* **CHALLENGE**
Using the material that follows, identify and copy each line with the string "filtered".

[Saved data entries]
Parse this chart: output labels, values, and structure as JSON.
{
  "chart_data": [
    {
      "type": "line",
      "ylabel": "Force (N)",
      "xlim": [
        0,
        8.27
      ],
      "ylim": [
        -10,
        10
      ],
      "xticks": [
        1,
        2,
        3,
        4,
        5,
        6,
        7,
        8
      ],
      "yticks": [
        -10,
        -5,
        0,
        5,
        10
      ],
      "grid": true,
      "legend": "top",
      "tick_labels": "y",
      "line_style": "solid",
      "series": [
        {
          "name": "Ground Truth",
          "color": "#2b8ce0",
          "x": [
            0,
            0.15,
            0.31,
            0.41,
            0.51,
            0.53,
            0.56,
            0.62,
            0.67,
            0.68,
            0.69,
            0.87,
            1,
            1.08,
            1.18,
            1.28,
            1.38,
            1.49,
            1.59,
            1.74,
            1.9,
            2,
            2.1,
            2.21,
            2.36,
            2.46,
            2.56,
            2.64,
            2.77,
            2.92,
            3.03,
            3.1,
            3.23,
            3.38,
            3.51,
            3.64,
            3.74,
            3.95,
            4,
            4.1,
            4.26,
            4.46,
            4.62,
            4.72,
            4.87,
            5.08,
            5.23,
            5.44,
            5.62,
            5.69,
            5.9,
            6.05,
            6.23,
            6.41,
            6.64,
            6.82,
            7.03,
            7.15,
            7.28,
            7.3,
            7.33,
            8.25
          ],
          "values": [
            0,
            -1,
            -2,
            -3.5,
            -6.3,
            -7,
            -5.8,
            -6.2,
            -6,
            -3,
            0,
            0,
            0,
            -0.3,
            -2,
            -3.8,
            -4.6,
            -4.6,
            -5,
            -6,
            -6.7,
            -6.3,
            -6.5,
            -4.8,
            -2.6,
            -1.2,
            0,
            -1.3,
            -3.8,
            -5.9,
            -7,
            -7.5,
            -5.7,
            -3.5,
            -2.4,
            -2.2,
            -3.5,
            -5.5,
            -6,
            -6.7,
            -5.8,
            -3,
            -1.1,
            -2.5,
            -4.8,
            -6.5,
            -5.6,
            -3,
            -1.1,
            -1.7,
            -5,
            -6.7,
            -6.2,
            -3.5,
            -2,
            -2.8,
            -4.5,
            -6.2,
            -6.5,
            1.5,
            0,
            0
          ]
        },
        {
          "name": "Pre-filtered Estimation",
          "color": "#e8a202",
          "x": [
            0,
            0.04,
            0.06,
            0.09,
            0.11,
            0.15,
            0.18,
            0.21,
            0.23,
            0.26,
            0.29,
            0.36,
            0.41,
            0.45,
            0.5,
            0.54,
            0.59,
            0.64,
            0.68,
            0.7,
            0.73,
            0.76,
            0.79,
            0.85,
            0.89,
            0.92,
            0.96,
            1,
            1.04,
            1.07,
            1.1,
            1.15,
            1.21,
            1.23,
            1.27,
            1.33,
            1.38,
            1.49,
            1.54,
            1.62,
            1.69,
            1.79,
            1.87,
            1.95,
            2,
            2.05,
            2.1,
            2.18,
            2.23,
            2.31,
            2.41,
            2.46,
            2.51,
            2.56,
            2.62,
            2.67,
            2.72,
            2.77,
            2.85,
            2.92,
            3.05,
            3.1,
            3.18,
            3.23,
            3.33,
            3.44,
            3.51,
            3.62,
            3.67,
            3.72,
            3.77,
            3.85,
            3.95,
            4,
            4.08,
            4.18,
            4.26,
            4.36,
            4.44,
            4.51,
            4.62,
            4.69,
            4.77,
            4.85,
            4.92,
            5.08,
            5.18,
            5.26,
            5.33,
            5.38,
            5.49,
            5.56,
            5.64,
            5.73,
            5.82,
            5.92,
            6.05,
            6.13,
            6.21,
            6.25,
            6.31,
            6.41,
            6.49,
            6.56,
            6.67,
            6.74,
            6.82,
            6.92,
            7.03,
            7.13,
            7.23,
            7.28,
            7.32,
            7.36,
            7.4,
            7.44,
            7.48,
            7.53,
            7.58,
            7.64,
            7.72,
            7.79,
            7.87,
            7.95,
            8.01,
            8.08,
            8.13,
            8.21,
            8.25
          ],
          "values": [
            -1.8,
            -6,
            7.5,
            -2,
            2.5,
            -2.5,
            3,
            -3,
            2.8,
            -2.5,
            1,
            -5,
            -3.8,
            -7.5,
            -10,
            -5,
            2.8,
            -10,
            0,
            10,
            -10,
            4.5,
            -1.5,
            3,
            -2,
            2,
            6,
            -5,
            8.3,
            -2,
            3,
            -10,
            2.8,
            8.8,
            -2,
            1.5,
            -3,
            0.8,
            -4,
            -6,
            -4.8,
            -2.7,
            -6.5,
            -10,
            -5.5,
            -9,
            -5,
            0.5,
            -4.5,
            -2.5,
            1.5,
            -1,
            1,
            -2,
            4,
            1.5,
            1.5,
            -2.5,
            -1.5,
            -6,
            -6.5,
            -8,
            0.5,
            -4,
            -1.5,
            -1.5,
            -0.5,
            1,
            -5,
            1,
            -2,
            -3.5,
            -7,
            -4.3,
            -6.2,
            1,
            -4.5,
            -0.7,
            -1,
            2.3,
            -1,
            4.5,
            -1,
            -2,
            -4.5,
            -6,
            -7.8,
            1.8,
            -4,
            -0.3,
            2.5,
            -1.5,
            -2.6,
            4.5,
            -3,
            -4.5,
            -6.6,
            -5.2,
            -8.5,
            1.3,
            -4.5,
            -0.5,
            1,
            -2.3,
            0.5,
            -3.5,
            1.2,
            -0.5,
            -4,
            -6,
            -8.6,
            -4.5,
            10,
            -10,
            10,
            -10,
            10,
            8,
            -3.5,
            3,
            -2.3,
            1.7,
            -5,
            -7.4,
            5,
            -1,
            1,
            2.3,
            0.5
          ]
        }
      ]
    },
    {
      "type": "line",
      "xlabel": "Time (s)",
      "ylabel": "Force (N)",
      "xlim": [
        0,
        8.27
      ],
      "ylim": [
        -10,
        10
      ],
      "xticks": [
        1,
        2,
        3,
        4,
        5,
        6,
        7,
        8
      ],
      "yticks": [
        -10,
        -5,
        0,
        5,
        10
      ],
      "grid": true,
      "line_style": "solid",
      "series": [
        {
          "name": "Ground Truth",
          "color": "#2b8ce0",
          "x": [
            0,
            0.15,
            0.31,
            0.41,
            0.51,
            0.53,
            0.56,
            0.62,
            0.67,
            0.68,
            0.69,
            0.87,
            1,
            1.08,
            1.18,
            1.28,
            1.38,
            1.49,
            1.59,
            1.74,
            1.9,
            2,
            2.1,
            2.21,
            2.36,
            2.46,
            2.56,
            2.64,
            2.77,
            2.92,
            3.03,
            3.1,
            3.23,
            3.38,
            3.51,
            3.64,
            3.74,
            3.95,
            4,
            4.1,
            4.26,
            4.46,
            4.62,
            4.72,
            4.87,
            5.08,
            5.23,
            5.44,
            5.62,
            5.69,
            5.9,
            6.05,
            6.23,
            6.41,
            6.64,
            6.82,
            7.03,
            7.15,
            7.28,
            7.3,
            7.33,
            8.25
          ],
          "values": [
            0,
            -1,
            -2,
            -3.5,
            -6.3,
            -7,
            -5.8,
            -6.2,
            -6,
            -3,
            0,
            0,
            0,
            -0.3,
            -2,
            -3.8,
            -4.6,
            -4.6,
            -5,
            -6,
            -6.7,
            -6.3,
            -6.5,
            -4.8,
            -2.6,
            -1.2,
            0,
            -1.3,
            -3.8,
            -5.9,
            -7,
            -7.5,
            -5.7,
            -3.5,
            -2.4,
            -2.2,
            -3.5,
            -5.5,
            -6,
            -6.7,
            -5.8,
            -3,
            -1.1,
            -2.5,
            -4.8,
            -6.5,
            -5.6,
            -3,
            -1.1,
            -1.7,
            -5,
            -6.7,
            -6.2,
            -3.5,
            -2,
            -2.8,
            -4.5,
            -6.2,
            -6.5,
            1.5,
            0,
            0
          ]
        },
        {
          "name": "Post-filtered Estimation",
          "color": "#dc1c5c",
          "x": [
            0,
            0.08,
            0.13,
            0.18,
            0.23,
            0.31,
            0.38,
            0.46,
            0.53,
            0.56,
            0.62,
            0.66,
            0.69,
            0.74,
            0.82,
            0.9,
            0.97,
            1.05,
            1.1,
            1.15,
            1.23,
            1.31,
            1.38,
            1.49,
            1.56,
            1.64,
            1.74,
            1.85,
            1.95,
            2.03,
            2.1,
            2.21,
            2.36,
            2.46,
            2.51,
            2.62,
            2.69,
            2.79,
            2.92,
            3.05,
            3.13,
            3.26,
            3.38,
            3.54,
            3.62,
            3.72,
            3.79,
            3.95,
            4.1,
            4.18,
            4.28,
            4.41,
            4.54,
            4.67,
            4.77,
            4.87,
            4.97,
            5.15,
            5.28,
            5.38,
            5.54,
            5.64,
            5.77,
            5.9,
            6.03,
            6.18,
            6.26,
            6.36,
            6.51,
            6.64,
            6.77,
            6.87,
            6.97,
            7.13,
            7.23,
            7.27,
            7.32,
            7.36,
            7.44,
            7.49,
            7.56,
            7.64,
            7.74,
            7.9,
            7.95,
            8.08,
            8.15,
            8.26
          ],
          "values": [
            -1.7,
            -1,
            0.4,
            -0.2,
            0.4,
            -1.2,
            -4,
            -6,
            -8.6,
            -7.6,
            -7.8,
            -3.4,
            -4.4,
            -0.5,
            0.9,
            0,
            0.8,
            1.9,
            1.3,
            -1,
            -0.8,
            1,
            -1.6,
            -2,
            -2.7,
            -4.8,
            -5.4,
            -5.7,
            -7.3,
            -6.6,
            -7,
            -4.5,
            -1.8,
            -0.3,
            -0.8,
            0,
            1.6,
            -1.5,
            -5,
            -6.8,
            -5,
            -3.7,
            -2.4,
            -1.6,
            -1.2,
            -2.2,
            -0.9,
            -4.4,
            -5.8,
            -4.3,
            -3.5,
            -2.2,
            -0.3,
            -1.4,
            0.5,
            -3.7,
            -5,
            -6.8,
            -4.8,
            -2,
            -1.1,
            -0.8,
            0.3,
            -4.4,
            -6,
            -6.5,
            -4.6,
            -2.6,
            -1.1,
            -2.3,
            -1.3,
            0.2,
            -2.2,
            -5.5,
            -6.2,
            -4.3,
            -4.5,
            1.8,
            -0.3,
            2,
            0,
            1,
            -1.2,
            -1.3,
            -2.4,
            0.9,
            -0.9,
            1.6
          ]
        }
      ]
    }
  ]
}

* **EXPECTED ANSWER**
          "name": "Pre-filtered Estimation",
          "name": "Post-filtered Estimation",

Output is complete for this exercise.